**Excerpt from a dataset:**
┌──

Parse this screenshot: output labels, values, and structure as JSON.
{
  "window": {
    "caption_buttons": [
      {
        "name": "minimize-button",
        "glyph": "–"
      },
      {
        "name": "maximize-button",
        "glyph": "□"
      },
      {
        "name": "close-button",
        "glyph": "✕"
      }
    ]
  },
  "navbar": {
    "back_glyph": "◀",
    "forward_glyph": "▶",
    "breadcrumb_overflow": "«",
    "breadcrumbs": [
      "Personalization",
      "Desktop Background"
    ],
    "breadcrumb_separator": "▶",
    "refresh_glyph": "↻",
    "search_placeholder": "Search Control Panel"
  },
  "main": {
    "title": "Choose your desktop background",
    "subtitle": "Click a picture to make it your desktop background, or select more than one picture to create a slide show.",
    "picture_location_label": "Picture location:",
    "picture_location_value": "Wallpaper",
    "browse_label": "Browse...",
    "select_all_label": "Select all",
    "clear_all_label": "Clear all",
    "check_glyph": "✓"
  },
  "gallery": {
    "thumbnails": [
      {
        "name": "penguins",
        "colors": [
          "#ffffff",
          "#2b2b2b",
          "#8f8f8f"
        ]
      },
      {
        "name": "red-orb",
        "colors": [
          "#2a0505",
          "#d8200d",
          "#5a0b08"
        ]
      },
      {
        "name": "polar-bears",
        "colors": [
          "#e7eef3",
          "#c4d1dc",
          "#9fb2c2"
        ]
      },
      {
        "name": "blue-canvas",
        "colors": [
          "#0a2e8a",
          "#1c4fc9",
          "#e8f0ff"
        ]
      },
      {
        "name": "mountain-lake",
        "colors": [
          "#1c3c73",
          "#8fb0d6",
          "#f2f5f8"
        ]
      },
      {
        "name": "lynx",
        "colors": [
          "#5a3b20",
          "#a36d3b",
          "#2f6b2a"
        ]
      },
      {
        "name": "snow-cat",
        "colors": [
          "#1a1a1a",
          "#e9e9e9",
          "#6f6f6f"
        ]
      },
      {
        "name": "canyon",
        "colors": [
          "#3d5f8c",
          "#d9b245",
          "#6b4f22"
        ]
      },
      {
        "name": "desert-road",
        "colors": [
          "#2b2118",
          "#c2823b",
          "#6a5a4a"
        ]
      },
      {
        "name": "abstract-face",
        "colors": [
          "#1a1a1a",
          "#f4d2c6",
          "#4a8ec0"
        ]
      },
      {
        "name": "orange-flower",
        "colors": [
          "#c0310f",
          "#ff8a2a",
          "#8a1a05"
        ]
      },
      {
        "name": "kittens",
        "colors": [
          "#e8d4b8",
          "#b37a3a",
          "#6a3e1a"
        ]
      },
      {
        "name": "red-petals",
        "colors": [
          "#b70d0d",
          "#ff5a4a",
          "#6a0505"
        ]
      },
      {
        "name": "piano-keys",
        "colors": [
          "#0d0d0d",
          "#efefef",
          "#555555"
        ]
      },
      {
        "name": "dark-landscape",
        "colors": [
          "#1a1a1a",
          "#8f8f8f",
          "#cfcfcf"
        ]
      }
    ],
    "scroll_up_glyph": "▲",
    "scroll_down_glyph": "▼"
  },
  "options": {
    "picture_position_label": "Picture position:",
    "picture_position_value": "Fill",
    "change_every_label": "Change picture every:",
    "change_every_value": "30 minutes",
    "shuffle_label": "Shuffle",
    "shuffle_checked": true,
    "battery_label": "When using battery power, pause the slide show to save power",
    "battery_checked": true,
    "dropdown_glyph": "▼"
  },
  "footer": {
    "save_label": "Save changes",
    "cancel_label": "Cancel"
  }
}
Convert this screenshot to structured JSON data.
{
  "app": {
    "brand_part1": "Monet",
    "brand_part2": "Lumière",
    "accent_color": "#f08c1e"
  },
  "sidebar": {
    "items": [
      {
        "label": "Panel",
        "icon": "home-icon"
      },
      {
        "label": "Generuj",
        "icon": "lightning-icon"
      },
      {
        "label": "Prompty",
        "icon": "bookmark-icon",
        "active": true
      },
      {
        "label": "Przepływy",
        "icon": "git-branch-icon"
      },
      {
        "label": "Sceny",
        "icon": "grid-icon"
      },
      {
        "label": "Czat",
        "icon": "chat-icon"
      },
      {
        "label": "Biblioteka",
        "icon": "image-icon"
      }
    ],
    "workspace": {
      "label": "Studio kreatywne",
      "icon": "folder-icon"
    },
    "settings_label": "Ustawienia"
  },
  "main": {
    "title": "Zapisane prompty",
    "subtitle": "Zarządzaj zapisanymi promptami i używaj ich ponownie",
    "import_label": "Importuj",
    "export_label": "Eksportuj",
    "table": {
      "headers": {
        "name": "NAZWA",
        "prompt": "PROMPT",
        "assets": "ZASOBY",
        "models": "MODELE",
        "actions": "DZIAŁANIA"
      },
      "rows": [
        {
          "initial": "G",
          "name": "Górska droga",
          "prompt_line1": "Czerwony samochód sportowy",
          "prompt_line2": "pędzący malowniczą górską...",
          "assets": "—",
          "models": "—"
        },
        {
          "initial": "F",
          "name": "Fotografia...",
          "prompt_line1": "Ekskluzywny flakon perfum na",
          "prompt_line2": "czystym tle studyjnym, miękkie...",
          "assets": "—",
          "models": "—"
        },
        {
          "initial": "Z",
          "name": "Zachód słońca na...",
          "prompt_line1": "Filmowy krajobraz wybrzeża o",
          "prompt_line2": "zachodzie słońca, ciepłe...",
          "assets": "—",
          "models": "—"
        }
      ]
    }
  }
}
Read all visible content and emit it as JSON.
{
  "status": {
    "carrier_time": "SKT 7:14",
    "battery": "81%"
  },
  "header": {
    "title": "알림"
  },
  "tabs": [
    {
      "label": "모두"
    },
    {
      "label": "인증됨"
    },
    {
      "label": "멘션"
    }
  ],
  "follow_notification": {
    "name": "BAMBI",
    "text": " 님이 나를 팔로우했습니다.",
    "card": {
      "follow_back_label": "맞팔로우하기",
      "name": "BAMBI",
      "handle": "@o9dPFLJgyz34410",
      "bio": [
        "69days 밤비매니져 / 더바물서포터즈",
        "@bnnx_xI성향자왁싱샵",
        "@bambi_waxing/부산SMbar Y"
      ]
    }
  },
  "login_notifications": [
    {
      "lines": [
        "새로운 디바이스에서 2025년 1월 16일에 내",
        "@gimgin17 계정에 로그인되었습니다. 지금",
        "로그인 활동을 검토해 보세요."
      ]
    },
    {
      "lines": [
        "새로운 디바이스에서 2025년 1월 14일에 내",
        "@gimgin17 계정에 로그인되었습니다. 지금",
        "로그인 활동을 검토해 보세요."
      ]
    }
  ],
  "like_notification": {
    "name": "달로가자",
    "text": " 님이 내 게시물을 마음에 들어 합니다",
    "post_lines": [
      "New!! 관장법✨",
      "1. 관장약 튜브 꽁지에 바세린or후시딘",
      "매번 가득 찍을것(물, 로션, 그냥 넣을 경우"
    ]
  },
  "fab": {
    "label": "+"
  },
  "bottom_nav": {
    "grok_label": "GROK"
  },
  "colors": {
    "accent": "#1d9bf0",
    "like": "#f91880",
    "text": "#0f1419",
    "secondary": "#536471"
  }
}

└──

**Request:**
Using the data above, reproduce every line exactly.

**Result of this exercise:**
Parse this screenshot: output labels, values, and structure as JSON.
{
  "window": {
    "caption_buttons": [
      {
        "name": "minimize-button",
        "glyph": "–"
      },
      {
        "name": "maximize-button",
        "glyph": "□"
      },
      {
        "name": "close-button",
        "glyph": "✕"
      }
    ]
  },
  "navbar": {
    "back_glyph": "◀",
    "forward_glyph": "▶",
    "breadcrumb_overflow": "«",
    "breadcrumbs": [
      "Personalization",
      "Desktop Background"
    ],
    "breadcrumb_separator": "▶",
    "refresh_glyph": "↻",
    "search_placeholder": "Search Control Panel"
  },
  "main": {
    "title": "Choose your desktop background",
    "subtitle": "Click a picture to make it your desktop background, or select more than one picture to create a slide show.",
    "picture_location_label": "Picture location:",
    "picture_location_value": "Wallpaper",
    "browse_label": "Browse...",
    "select_all_label": "Select all",
    "clear_all_label": "Clear all",
    "check_glyph": "✓"
  },
  "gallery": {
    "thumbnails": [
      {
        "name": "penguins",
        "colors": [
          "#ffffff",
          "#2b2b2b",
          "#8f8f8f"
        ]
      },
      {
        "name": "red-orb",
        "colors": [
          "#2a0505",
          "#d8200d",
          "#5a0b08"
        ]
      },
      {
        "name": "polar-bears",
        "colors": [
          "#e7eef3",
          "#c4d1dc",
          "#9fb2c2"
        ]
      },
      {
        "name": "blue-canvas",
        "colors": [
          "#0a2e8a",
          "#1c4fc9",
          "#e8f0ff"
        ]
      },
      {
        "name": "mountain-lake",
        "colors": [
          "#1c3c73",
          "#8fb0d6",
          "#f2f5f8"
        ]
      },
      {
        "name": "lynx",
        "colors": [
          "#5a3b20",
          "#a36d3b",
          "#2f6b2a"
        ]
      },
      {
        "name": "snow-cat",
        "colors": [
          "#1a1a1a",
          "#e9e9e9",
          "#6f6f6f"
        ]
      },
      {
        "name": "canyon",
        "colors": [
          "#3d5f8c",
          "#d9b245",
          "#6b4f22"
        ]
      },
      {
        "name": "desert-road",
        "colors": [
          "#2b2118",
          "#c2823b",
          "#6a5a4a"
        ]
      },
      {
        "name": "abstract-face",
        "colors": [
          "#1a1a1a",
          "#f4d2c6",
          "#4a8ec0"
        ]
      },
      {
        "name": "orange-flower",
        "colors": [
          "#c0310f",
          "#ff8a2a",
          "#8a1a05"
        ]
      },
      {
        "name": "kittens",
        "colors": [
          "#e8d4b8",
          "#b37a3a",
          "#6a3e1a"
        ]
      },
      {
        "name": "red-petals",
        "colors": [
          "#b70d0d",
          "#ff5a4a",
          "#6a0505"
        ]
      },
      {
        "name": "piano-keys",
        "colors": [
          "#0d0d0d",
          "#efefef",
          "#555555"
        ]
      },
      {
        "name": "dark-landscape",
        "colors": [
          "#1a1a1a",
          "#8f8f8f",
          "#cfcfcf"
        ]
      }
    ],
    "scroll_up_glyph": "▲",
    "scroll_down_glyph": "▼"
  },
  "options": {
    "picture_position_label": "Picture position:",
    "picture_position_value": "Fill",
    "change_every_label": "Change picture every:",
    "change_every_value": "30 minutes",
    "shuffle_label": "Shuffle",
    "shuffle_checked": true,
    "battery_label": "When using battery power, pause the slide show to save power",
    "battery_checked": true,
    "dropdown_glyph": "▼"
  },
  "footer": {
    "save_label": "Save changes",
    "cancel_label": "Cancel"
  }
}
Convert this screenshot to structured JSON data.
{
  "app": {
    "brand_part1": "Monet",
    "brand_part2": "Lumière",
    "accent_color": "#f08c1e"
  },
  "sidebar": {
    "items": [
      {
        "label": "Panel",
        "icon": "home-icon"
      },
      {
        "label": "Generuj",
        "icon": "lightning-icon"
      },
      {
        "label": "Prompty",
        "icon": "bookmark-icon",
        "active": true
      },
      {
        "label": "Przepływy",
        "icon": "git-branch-icon"
      },
      {
        "label": "Sceny",
        "icon": "grid-icon"
      },
      {
        "label": "Czat",
        "icon": "chat-icon"
      },
      {
        "label": "Biblioteka",
        "icon": "image-icon"
      }
    ],
    "workspace": {
      "label": "Studio kreatywne",
      "icon": "folder-icon"
    },
    "settings_label": "Ustawienia"
  },
  "main": {
    "title": "Zapisane prompty",
    "subtitle": "Zarządzaj zapisanymi promptami i używaj ich ponownie",
    "import_label": "Importuj",
    "export_label": "Eksportuj",
    "table": {
      "headers": {
        "name": "NAZWA",
        "prompt": "PROMPT",
        "assets": "ZASOBY",
        "models": "MODELE",
        "actions": "DZIAŁANIA"
      },
      "rows": [
        {
          "initial": "G",
          "name": "Górska droga",
          "prompt_line1": "Czerwony samochód sportowy",
          "prompt_line2": "pędzący malowniczą górską...",
          "assets": "—",
          "models": "—"
        },
        {
          "initial": "F",
          "name": "Fotografia...",
          "prompt_line1": "Ekskluzywny flakon perfum na",
          "prompt_line2": "czystym tle studyjnym, miękkie...",
          "assets": "—",
          "models": "—"
        },
        {
          "initial": "Z",
          "name": "Zachód słońca na...",
          "prompt_line1": "Filmowy krajobraz wybrzeża o",
          "prompt_line2": "zachodzie słońca, ciepłe...",
          "assets": "—",
          "models": "—"
        }
      ]
    }
  }
}
Read all visible content and emit it as JSON.
{
  "status": {
    "carrier_time": "SKT 7:14",
    "battery": "81%"
  },
  "header": {
    "title": "알림"
  },
  "tabs": [
    {
      "label": "모두"
    },
    {
      "label": "인증됨"
    },
    {
      "label": "멘션"
    }
  ],
  "follow_notification": {
    "name": "BAMBI",
    "text": " 님이 나를 팔로우했습니다.",
    "card": {
      "follow_back_label": "맞팔로우하기",
      "name": "BAMBI",
      "handle": "@o9dPFLJgyz34410",
      "bio": [
        "69days 밤비매니져 / 더바물서포터즈",
        "@bnnx_xI성향자왁싱샵",
        "@bambi_waxing/부산SMbar Y"
      ]
    }
  },
  "login_notifications": [
    {
      "lines": [
        "새로운 디바이스에서 2025년 1월 16일에 내",
        "@gimgin17 계정에 로그인되었습니다. 지금",
        "로그인 활동을 검토해 보세요."
      ]
    },
    {
      "lines": [
        "새로운 디바이스에서 2025년 1월 14일에 내",
        "@gimgin17 계정에 로그인되었습니다. 지금",
        "로그인 활동을 검토해 보세요."
      ]
    }
  ],
  "like_notification": {
    "name": "달로가자",
    "text": " 님이 내 게시물을 마음에 들어 합니다",
    "post_lines": [
      "New!! 관장법✨",
      "1. 관장약 튜브 꽁지에 바세린or후시딘",
      "매번 가득 찍을것(물, 로션, 그냥 넣을 경우"
    ]
  },
  "fab": {
    "label": "+"
  },
  "bottom_nav": {
    "grok_label": "GROK"
  },
  "colors": {
    "accent": "#1d9bf0",
    "like": "#f91880",
    "text": "#0f1419",
    "secondary": "#536471"
  }
}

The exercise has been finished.